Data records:
* * * * *

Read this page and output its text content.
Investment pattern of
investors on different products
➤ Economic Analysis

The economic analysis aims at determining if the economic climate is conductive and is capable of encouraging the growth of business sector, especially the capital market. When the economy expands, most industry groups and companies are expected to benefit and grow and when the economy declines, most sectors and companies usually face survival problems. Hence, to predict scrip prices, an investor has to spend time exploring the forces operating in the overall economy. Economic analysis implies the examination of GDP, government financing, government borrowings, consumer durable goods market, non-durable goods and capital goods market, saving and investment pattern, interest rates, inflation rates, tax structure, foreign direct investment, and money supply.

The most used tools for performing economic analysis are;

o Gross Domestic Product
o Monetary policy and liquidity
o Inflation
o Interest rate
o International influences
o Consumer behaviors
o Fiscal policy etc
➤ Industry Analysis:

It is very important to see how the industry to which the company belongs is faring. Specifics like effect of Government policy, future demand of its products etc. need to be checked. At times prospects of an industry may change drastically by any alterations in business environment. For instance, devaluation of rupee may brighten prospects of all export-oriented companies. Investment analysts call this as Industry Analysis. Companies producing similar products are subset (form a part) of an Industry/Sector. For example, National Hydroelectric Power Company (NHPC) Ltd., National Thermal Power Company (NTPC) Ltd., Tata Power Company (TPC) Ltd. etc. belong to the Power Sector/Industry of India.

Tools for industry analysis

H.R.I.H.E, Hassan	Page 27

* * * * *

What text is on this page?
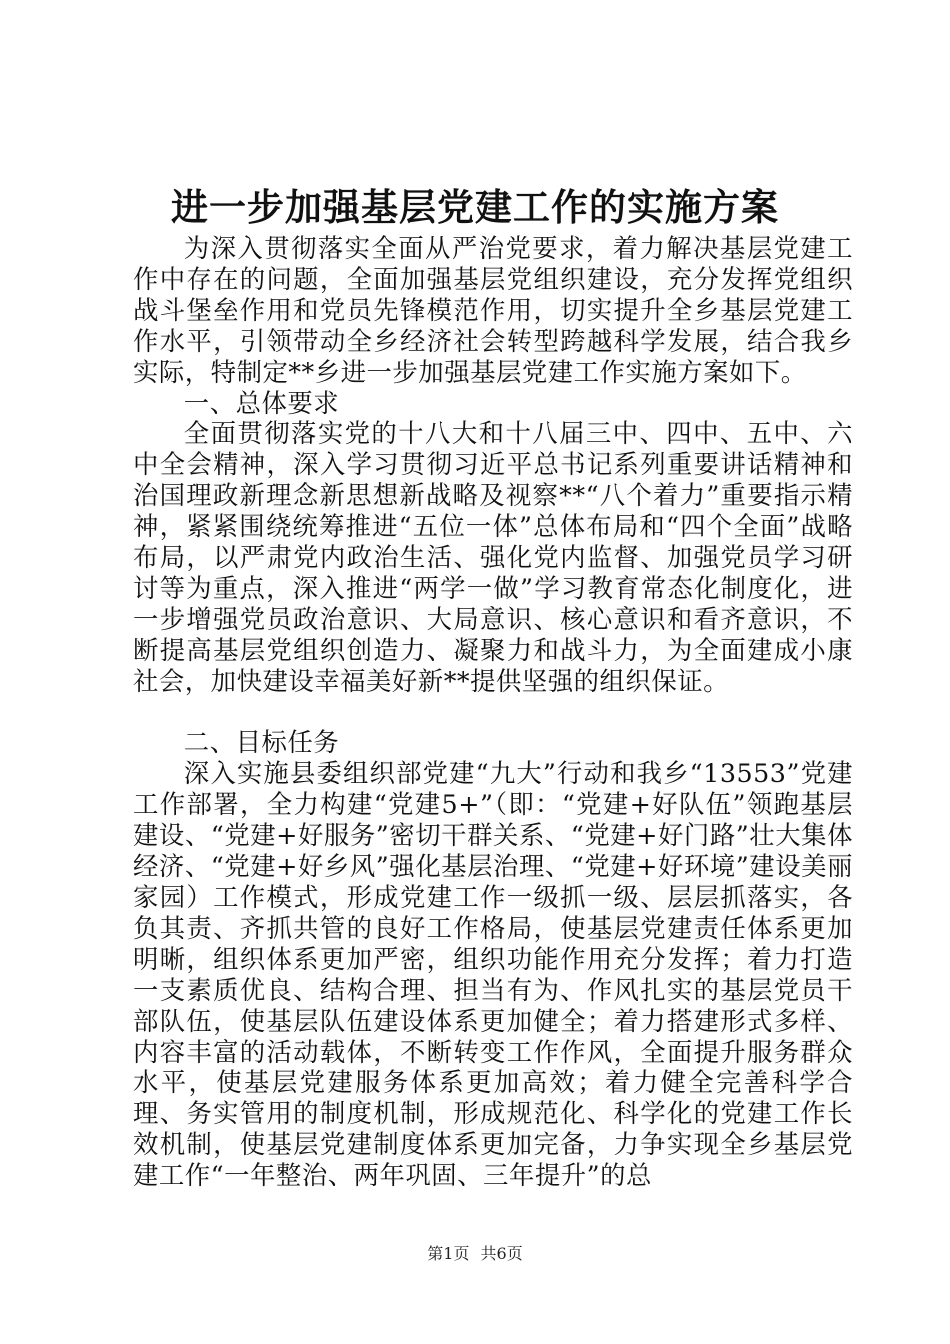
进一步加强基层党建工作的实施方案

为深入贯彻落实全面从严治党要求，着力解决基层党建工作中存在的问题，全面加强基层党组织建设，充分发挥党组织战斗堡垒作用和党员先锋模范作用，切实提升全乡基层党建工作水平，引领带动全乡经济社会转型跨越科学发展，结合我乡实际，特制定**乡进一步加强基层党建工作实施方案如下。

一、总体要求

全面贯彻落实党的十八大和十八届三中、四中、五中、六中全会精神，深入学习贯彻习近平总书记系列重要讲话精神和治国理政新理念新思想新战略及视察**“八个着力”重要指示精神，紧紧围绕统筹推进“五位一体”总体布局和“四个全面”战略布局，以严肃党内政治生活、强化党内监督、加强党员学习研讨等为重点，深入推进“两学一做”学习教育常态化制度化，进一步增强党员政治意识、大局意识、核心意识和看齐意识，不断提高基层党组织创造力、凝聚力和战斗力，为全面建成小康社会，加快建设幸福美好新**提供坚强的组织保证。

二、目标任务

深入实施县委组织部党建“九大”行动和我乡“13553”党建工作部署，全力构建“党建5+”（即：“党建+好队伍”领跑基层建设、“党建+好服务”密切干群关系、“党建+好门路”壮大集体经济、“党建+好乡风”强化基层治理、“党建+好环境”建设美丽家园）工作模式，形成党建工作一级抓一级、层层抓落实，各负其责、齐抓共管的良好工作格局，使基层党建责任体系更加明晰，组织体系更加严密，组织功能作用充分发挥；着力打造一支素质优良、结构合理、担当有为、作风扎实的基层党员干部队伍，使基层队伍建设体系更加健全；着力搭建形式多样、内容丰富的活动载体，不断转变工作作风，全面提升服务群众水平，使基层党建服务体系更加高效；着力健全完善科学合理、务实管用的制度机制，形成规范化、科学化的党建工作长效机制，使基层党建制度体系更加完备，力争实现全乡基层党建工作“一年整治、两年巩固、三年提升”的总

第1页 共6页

* * * * *

WHAT TO WORK ON – Identify each line in the records above that contains the word "policy", and copy it out in full.

OUTPUT FOR THIS TASK –
o Monetary policy and liquidity
o Fiscal policy etc
It is very important to see how the industry to which the company belongs is faring. Specifics like effect of Government policy, future demand of its products etc. need to be checked. At times prospects of an industry may change drastically by any alterations in business environment. For instance, devaluation of rupee may brighten prospects of all export-oriented companies. Investment analysts call this as Industry Analysis. Companies producing similar products are subset (form a part) of an Industry/Sector. For example, National Hydroelectric Power Company (NHPC) Ltd., National Thermal Power Company (NTPC) Ltd., Tata Power Company (TPC) Ltd. etc. belong to the Power Sector/Industry of India.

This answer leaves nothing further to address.